### TEXT EXTRACT
━━━━━━━━━━━━━━━━━━━━━━━━━━━━━━

More than 350 IMN followers, led by firebrand cleric Ibrahim Zakzaky, were killed in clashes with the military in the northern town of Zaria in December 2015.

Trouble started on December 12 of that year when Zakzaky's supporters refused to allow the chief of army staff's convoy to pass through the town, sparking violence.

Zakzaky, who was shot and injured leaving him partly paralyzed and blind in one eye, remains in protective custody, according to the military.

He has repeatedly been imprisoned for alleged incitement and subversion.

IMN has been in conflict with the Nigerian government for years, seeking to foment an Iranian-style Islamic revolution in the country's Sunni Muslim-majority north.

Amnesty, marking the International Day of the Disappeared, also hit out at disappearances of young men "often seized by the military after being accused of affiliation to the armed group Boko Haram."

Amnesty said hundreds of other civilians had disappeared in the restive northeast during the jihadist group's brutal eight-year insurgency. Many more are being held illegally in "secret detention," it charged.

"The families of the victims of enforced disappearance have already waited too long for answers," Amnesty's statement said. "They deserve justice, truth and reparation now." 

The uprising by Boko Haram, which is seeking to impose hardline Islamic law in Nigeria's mainly-Muslim north, has claimed the lives of at least 20,000 people and forced some 2.6 million others to flee their homes since 2009.

━━━━━━━━━━━━━━━━━━━━━━━━━━━━━━

### ENTRIES
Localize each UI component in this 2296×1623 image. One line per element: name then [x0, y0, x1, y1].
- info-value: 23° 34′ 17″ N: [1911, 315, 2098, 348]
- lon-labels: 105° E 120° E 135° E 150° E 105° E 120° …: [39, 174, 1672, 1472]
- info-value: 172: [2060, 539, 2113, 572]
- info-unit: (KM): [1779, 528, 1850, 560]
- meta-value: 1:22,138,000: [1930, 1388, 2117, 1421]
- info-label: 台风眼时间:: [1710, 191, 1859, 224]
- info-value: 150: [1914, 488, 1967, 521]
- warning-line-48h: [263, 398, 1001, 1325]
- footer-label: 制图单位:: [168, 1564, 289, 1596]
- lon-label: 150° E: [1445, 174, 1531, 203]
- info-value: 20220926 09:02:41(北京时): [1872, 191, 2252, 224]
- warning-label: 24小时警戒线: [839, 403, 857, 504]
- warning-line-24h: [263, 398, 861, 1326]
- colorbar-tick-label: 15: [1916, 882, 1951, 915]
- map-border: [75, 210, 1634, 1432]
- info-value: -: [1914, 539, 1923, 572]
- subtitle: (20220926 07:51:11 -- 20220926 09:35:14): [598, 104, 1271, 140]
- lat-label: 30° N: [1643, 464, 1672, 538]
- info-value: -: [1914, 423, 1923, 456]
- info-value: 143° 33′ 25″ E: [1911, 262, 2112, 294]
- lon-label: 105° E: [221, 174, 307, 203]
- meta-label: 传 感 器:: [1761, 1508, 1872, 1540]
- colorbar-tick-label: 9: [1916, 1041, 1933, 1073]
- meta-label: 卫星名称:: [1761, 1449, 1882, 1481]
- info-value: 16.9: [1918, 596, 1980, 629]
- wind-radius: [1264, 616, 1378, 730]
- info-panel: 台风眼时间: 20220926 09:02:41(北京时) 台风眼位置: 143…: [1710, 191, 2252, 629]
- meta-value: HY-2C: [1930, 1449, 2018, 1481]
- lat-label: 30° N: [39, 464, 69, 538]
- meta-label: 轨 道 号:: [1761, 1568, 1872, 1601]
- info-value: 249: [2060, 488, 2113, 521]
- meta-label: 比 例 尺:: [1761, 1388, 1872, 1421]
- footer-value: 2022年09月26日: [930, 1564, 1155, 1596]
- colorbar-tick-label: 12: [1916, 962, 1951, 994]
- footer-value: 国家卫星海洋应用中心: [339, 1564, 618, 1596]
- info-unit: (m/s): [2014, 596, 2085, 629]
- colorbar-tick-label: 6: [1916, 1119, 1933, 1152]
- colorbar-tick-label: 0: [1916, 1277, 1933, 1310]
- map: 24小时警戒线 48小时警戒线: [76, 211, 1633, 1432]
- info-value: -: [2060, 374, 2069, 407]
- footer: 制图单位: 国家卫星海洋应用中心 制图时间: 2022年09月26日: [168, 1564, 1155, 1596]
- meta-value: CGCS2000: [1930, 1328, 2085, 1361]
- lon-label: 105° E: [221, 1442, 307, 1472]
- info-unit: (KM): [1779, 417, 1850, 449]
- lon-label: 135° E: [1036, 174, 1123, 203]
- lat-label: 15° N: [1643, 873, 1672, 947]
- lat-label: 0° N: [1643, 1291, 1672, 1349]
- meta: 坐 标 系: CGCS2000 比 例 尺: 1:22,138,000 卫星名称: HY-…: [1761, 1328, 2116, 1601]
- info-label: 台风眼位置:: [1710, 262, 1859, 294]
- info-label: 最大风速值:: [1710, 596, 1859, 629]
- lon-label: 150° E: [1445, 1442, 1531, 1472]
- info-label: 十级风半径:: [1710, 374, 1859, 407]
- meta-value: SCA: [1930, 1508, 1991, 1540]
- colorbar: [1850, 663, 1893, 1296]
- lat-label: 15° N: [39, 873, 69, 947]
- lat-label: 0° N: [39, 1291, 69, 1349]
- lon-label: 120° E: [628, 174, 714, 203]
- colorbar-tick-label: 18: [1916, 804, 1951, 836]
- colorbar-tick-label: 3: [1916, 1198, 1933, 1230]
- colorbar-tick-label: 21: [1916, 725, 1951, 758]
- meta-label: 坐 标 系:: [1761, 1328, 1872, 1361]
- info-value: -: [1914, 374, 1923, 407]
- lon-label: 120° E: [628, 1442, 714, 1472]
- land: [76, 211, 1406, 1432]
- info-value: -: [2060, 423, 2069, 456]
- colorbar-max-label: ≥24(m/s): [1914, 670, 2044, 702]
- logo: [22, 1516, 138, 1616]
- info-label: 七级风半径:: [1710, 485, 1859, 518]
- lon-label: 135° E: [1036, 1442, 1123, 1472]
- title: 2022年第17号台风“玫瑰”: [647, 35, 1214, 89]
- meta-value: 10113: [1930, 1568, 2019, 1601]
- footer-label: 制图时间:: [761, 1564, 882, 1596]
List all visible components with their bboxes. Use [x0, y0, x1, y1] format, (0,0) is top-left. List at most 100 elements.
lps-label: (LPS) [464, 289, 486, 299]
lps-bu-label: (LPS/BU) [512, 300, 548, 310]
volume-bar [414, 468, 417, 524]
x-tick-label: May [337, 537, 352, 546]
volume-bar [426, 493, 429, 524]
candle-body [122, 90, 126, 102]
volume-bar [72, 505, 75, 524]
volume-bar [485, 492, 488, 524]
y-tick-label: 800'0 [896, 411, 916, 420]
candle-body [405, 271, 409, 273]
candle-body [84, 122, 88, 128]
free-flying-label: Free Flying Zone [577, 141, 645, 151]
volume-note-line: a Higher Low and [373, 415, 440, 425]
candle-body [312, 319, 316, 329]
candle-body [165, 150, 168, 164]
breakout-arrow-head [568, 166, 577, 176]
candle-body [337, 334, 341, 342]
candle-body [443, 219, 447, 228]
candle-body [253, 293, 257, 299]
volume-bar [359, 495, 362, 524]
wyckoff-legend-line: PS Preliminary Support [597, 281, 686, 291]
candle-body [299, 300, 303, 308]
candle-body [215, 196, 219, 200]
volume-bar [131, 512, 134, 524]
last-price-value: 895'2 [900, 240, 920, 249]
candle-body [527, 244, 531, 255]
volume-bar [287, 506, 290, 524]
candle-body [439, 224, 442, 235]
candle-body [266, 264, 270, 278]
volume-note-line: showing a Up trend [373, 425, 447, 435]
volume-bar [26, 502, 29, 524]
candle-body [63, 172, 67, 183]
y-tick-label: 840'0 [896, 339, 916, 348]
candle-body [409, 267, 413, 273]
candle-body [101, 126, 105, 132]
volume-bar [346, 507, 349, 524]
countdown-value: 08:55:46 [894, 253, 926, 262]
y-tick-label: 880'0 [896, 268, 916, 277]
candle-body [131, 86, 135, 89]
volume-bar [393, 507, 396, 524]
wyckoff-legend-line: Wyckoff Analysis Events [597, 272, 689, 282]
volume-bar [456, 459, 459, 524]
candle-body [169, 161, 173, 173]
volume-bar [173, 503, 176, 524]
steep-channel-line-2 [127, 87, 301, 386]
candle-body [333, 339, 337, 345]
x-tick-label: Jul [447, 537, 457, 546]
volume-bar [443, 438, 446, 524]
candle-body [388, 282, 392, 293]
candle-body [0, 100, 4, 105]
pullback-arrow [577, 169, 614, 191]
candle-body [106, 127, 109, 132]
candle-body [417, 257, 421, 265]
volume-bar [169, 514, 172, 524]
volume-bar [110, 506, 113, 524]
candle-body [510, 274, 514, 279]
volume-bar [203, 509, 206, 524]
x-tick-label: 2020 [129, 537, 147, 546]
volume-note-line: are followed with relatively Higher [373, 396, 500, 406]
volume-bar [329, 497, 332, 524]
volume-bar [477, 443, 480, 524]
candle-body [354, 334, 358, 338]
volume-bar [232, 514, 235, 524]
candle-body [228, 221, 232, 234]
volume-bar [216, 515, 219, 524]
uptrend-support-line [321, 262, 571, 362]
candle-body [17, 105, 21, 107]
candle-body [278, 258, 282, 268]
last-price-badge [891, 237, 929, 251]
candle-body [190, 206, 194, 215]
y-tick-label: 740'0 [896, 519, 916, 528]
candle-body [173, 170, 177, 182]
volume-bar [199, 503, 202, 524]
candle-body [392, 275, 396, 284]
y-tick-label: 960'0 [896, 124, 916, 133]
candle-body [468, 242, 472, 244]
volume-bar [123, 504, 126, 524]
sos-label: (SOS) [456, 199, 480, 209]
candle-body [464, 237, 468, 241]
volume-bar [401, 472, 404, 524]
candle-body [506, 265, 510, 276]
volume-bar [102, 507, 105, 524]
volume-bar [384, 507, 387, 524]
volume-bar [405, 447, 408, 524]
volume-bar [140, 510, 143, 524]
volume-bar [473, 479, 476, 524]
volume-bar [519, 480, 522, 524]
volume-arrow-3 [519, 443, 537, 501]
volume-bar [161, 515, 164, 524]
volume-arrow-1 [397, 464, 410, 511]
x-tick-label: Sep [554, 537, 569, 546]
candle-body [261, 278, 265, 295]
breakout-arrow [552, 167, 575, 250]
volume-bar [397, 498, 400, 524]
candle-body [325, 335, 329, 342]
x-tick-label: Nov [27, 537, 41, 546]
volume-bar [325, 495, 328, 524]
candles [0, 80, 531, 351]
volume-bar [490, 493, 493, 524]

━━━━━━━━━━━━━━━━━━━━━━━━━━━━━━

### SET PROBLEM 1
Swap "restive" for "troubled" and give the news extract again from "Amnesty, marking the" to "homes since 2009.".
### SET PROBLEM 2
Please transcribe the entries from their first line through the line with "- lon-label: 150° E: [1445, 174, 1531, 203]", including both.
The entries are unrelated to the news extract.

### EXERCISE RESPONSE 1
Amnesty, marking the International Day of the Disappeared, also hit out at disappearances of young men "often seized by the military after being accused of affiliation to the armed group Boko Haram."

Amnesty said hundreds of other civilians had disappeared in the troubled northeast during the jihadist group's brutal eight-year insurgency. Many more are being held illegally in "secret detention," it charged.

"The families of the victims of enforced disappearance have already waited too long for answers," Amnesty's statement said. "They deserve justice, truth and reparation now." 

The uprising by Boko Haram, which is seeking to impose hardline Islamic law in Nigeria's mainly-Muslim north, has claimed the lives of at least 20,000 people and forced some 2.6 million others to flee their homes since 2009.

### EXERCISE RESPONSE 2
Localize each UI component in this 2296×1623 image. One line per element: name then [x0, y0, x1, y1].
- info-value: 23° 34′ 17″ N: [1911, 315, 2098, 348]
- lon-labels: 105° E 120° E 135° E 150° E 105° E 120° …: [39, 174, 1672, 1472]
- info-value: 172: [2060, 539, 2113, 572]
- info-unit: (KM): [1779, 528, 1850, 560]
- meta-value: 1:22,138,000: [1930, 1388, 2117, 1421]
- info-label: 台风眼时间:: [1710, 191, 1859, 224]
- info-value: 150: [1914, 488, 1967, 521]
- warning-line-48h: [263, 398, 1001, 1325]
- footer-label: 制图单位:: [168, 1564, 289, 1596]
- lon-label: 150° E: [1445, 174, 1531, 203]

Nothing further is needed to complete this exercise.